* **Supplied information**:

· · · · · · ·

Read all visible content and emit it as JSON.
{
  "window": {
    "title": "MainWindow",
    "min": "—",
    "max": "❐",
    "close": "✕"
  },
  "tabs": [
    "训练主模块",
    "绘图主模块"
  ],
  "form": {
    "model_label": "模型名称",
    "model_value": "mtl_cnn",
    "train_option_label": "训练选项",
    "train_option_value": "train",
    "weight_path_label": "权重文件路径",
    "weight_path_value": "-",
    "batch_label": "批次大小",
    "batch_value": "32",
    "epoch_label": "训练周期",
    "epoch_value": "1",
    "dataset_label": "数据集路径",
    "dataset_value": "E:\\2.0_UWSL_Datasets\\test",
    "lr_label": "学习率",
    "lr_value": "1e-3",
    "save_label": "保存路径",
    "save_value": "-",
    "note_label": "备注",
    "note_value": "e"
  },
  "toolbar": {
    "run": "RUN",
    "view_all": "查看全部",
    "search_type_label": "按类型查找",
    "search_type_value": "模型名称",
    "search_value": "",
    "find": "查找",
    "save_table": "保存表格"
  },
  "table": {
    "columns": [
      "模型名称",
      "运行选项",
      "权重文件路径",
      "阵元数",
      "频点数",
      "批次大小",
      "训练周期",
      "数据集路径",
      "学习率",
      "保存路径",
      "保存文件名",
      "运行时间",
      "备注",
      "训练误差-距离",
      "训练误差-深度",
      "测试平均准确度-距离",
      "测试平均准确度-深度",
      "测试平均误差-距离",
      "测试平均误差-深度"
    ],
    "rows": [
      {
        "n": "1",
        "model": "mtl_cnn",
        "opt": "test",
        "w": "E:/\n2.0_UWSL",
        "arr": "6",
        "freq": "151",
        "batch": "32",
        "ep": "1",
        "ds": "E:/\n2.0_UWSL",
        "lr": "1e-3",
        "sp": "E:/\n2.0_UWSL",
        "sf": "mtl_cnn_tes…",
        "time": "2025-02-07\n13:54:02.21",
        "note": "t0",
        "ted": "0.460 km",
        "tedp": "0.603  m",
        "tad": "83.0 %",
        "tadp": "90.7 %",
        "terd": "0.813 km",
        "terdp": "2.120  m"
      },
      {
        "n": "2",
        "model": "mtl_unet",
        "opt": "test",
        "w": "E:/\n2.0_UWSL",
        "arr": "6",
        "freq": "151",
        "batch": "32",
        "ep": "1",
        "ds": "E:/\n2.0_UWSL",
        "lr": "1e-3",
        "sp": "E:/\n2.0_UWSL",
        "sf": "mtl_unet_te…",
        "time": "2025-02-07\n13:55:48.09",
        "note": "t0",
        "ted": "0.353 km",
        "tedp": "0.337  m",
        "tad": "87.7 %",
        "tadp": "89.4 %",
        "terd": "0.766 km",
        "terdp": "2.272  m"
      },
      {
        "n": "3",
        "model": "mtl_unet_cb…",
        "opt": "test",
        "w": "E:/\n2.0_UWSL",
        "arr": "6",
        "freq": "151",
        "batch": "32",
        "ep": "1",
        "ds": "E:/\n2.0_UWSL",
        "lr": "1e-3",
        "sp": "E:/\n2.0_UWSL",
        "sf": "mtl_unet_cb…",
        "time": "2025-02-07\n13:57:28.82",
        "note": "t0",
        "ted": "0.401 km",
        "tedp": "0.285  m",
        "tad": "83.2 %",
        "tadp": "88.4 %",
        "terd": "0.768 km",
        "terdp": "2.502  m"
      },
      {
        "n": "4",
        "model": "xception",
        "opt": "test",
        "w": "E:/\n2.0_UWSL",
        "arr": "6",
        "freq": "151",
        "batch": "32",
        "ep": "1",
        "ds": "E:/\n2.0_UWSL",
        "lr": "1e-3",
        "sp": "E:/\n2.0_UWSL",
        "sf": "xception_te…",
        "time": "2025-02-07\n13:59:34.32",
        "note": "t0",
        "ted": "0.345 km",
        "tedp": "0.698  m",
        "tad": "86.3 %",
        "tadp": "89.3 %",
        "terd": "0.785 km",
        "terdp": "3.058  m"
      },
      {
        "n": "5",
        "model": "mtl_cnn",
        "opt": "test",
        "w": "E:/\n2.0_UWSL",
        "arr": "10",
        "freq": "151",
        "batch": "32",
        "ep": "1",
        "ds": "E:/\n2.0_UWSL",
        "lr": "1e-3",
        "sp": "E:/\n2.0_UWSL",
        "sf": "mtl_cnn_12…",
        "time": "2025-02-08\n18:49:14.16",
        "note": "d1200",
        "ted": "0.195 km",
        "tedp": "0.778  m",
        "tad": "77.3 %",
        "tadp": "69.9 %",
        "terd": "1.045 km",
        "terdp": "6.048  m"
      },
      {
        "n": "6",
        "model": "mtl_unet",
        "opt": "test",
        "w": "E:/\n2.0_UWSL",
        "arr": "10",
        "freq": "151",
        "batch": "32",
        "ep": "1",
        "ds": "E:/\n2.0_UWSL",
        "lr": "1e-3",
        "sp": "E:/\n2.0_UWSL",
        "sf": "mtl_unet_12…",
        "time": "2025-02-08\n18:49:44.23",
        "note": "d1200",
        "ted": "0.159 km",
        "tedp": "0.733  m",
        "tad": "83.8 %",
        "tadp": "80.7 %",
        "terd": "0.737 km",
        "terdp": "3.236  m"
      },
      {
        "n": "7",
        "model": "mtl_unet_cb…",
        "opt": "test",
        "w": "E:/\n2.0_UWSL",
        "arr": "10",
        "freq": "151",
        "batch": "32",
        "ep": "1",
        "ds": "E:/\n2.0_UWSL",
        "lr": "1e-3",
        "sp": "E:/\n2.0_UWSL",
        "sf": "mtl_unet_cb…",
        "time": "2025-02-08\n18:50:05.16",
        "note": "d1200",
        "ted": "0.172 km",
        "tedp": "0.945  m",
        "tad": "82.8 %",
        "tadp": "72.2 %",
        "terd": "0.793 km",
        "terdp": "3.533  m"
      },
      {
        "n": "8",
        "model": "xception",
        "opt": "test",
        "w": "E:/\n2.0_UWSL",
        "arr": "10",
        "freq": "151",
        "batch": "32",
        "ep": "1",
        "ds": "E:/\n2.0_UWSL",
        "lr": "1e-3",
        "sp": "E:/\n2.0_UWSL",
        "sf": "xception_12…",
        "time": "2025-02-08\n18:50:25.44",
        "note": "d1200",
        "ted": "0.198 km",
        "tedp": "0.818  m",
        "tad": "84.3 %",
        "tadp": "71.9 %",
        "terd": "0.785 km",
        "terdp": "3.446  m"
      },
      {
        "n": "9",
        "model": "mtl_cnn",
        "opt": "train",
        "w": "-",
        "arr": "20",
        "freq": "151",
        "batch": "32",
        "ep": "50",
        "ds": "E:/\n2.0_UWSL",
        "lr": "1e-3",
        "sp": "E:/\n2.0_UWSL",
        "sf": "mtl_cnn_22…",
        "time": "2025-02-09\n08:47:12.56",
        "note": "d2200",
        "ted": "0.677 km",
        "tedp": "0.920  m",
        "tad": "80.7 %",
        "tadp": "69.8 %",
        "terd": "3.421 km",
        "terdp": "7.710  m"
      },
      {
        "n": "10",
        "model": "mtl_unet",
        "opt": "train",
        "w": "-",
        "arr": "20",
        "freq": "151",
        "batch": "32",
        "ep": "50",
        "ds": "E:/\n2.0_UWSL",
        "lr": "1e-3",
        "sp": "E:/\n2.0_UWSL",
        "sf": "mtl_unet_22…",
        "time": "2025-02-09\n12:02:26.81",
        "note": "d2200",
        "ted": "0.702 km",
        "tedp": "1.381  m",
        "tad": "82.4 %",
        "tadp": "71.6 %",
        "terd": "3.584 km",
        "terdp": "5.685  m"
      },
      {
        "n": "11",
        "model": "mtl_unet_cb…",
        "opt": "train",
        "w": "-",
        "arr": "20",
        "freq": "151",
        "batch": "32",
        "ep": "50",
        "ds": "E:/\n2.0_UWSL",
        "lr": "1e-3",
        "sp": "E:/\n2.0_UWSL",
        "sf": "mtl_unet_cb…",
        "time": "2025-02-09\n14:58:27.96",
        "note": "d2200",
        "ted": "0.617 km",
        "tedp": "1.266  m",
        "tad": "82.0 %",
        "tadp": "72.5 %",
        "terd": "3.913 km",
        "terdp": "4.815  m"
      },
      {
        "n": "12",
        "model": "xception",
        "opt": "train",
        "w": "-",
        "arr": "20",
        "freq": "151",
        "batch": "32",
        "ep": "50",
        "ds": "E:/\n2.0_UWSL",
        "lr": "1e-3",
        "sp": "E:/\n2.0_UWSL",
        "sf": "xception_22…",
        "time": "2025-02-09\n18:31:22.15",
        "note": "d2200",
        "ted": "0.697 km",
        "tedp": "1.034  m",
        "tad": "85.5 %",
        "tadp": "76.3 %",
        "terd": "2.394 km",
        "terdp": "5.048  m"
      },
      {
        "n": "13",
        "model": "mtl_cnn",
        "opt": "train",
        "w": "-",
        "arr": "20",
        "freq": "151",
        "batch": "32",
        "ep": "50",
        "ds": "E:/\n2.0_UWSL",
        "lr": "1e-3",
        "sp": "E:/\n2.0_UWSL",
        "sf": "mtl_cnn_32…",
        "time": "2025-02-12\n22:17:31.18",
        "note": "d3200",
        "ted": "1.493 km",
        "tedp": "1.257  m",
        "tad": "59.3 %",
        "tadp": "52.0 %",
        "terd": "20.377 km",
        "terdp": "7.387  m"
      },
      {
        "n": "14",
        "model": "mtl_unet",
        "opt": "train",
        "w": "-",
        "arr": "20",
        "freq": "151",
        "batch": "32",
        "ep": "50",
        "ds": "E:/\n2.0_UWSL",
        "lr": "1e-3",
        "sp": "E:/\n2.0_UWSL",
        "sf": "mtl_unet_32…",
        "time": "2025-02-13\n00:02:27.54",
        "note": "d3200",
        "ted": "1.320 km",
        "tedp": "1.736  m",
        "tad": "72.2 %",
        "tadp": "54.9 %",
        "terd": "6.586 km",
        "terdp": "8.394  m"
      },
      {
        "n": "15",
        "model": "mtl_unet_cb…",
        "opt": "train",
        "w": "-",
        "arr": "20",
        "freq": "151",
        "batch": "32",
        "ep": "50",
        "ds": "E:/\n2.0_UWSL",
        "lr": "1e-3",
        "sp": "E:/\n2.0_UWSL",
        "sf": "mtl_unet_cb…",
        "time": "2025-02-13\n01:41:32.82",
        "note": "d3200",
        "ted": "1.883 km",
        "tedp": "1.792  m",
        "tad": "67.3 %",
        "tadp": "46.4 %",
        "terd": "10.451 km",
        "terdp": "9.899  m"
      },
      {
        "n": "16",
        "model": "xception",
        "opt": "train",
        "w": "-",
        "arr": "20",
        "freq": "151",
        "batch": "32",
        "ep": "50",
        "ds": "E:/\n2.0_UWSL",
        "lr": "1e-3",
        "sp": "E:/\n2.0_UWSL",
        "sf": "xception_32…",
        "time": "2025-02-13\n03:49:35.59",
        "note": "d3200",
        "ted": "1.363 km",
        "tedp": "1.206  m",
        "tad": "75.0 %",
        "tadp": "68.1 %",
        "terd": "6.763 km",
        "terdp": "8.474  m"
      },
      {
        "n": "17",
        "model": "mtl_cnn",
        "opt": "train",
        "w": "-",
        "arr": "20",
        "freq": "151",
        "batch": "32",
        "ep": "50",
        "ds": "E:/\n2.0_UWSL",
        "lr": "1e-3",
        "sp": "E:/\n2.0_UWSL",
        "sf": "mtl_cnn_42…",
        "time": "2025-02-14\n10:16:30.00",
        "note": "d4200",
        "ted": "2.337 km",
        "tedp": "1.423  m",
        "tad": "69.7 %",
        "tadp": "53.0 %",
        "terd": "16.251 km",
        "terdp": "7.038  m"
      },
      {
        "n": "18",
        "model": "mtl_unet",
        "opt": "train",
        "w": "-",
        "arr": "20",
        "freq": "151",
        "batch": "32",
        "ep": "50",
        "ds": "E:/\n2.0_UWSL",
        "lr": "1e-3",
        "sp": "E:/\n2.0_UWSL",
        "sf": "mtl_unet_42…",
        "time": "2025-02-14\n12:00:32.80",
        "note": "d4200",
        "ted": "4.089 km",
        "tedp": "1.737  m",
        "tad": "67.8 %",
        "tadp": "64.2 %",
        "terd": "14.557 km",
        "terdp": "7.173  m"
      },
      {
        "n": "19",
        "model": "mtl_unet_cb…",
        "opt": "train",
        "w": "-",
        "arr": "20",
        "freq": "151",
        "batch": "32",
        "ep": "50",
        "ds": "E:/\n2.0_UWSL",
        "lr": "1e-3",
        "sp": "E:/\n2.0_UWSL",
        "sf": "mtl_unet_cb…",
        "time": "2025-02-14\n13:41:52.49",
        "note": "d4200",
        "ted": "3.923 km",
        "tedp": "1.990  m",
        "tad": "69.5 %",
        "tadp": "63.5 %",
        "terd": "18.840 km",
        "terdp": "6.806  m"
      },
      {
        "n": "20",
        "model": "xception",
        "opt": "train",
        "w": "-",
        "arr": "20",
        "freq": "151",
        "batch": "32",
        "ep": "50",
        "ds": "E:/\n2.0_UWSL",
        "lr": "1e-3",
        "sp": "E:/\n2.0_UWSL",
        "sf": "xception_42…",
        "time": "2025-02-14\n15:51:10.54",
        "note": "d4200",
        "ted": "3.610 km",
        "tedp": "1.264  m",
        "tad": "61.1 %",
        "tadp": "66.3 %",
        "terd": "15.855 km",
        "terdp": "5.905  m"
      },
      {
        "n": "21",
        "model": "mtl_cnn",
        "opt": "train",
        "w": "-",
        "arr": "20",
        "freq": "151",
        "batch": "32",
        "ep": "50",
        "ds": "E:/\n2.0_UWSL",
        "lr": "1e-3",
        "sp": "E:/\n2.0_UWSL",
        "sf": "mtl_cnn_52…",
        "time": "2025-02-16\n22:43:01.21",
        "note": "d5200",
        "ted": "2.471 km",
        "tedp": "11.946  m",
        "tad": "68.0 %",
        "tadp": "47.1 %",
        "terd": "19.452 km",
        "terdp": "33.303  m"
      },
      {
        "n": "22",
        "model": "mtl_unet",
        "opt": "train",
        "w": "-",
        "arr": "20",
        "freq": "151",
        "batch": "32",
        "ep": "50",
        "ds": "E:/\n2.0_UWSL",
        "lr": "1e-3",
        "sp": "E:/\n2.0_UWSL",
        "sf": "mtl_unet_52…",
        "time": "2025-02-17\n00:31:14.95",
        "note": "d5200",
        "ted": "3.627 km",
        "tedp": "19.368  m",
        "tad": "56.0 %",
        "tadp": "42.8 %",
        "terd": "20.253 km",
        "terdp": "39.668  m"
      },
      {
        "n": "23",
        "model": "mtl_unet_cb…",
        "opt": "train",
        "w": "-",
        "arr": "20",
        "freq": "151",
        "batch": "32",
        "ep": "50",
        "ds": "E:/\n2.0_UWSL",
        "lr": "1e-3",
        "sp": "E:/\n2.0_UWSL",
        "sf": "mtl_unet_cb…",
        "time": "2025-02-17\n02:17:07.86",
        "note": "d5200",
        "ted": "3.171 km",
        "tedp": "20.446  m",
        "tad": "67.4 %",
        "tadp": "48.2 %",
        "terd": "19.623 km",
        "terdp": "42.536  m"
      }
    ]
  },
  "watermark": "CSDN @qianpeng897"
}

· · · · · · ·

Give the number of lines in the records that contain the string "模型名称", and nothing besides.

* **Complete output**: 3